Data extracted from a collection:
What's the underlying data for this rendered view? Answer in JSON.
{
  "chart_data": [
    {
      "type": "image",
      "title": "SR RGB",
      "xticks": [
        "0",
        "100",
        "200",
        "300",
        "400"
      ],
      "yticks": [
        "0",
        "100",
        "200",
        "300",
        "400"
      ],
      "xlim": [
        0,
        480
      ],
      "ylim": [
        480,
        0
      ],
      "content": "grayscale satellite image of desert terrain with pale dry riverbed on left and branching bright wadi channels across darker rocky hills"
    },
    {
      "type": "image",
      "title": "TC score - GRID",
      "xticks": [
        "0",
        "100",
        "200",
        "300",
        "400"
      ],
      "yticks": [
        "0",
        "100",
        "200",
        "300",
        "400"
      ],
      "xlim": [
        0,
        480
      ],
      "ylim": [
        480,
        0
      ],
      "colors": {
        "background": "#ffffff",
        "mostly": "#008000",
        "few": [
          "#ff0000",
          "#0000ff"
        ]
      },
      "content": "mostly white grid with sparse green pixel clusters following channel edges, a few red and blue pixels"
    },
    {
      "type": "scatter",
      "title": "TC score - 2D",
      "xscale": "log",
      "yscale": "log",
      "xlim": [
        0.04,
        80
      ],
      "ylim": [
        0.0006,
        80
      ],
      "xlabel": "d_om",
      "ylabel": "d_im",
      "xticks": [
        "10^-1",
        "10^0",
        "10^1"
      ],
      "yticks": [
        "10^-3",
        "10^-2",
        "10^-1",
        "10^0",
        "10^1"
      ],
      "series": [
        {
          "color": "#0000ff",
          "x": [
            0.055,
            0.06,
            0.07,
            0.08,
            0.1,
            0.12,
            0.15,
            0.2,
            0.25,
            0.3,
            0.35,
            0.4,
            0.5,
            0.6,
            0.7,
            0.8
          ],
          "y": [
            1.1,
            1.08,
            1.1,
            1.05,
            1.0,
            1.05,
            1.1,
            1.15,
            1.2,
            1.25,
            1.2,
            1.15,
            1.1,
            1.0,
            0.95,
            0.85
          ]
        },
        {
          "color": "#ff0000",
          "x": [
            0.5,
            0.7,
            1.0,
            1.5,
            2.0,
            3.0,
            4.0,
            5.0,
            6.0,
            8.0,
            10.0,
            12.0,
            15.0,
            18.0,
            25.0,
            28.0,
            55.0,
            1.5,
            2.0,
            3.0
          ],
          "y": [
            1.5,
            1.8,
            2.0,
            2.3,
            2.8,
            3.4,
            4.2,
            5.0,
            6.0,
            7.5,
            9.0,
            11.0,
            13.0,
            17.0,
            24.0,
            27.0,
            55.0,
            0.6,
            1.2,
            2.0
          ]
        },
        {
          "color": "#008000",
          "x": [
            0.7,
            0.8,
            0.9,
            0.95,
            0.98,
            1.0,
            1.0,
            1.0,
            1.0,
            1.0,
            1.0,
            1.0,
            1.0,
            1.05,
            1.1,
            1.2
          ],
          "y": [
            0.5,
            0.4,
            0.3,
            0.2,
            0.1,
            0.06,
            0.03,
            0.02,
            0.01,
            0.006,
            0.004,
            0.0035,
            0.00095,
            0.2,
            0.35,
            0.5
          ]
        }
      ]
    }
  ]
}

*What the task asks*.
Transcribe the records above exactly as they appear.

*Task output*.
What's the underlying data for this rendered view? Answer in JSON.
{
  "chart_data": [
    {
      "type": "image",
      "title": "SR RGB",
      "xticks": [
        "0",
        "100",
        "200",
        "300",
        "400"
      ],
      "yticks": [
        "0",
        "100",
        "200",
        "300",
        "400"
      ],
      "xlim": [
        0,
        480
      ],
      "ylim": [
        480,
        0
      ],
      "content": "grayscale satellite image of desert terrain with pale dry riverbed on left and branching bright wadi channels across darker rocky hills"
    },
    {
      "type": "image",
      "title": "TC score - GRID",
      "xticks": [
        "0",
        "100",
        "200",
        "300",
        "400"
      ],
      "yticks": [
        "0",
        "100",
        "200",
        "300",
        "400"
      ],
      "xlim": [
        0,
        480
      ],
      "ylim": [
        480,
        0
      ],
      "colors": {
        "background": "#ffffff",
        "mostly": "#008000",
        "few": [
          "#ff0000",
          "#0000ff"
        ]
      },
      "content": "mostly white grid with sparse green pixel clusters following channel edges, a few red and blue pixels"
    },
    {
      "type": "scatter",
      "title": "TC score - 2D",
      "xscale": "log",
      "yscale": "log",
      "xlim": [
        0.04,
        80
      ],
      "ylim": [
        0.0006,
        80
      ],
      "xlabel": "d_om",
      "ylabel": "d_im",
      "xticks": [
        "10^-1",
        "10^0",
        "10^1"
      ],
      "yticks": [
        "10^-3",
        "10^-2",
        "10^-1",
        "10^0",
        "10^1"
      ],
      "series": [
        {
          "color": "#0000ff",
          "x": [
            0.055,
            0.06,
            0.07,
            0.08,
            0.1,
            0.12,
            0.15,
            0.2,
            0.25,
            0.3,
            0.35,
            0.4,
            0.5,
            0.6,
            0.7,
            0.8
          ],
          "y": [
            1.1,
            1.08,
            1.1,
            1.05,
            1.0,
            1.05,
            1.1,
            1.15,
            1.2,
            1.25,
            1.2,
            1.15,
            1.1,
            1.0,
            0.95,
            0.85
          ]
        },
        {
          "color": "#ff0000",
          "x": [
            0.5,
            0.7,
            1.0,
            1.5,
            2.0,
            3.0,
            4.0,
            5.0,
            6.0,
            8.0,
            10.0,
            12.0,
            15.0,
            18.0,
            25.0,
            28.0,
            55.0,
            1.5,
            2.0,
            3.0
          ],
          "y": [
            1.5,
            1.8,
            2.0,
            2.3,
            2.8,
            3.4,
            4.2,
            5.0,
            6.0,
            7.5,
            9.0,
            11.0,
            13.0,
            17.0,
            24.0,
            27.0,
            55.0,
            0.6,
            1.2,
            2.0
          ]
        },
        {
          "color": "#008000",
          "x": [
            0.7,
            0.8,
            0.9,
            0.95,
            0.98,
            1.0,
            1.0,
            1.0,
            1.0,
            1.0,
            1.0,
            1.0,
            1.0,
            1.05,
            1.1,
            1.2
          ],
          "y": [
            0.5,
            0.4,
            0.3,
            0.2,
            0.1,
            0.06,
            0.03,
            0.02,
            0.01,
            0.006,
            0.004,
            0.0035,
            0.00095,
            0.2,
            0.35,
            0.5
          ]
        }
      ]
    }
  ]
}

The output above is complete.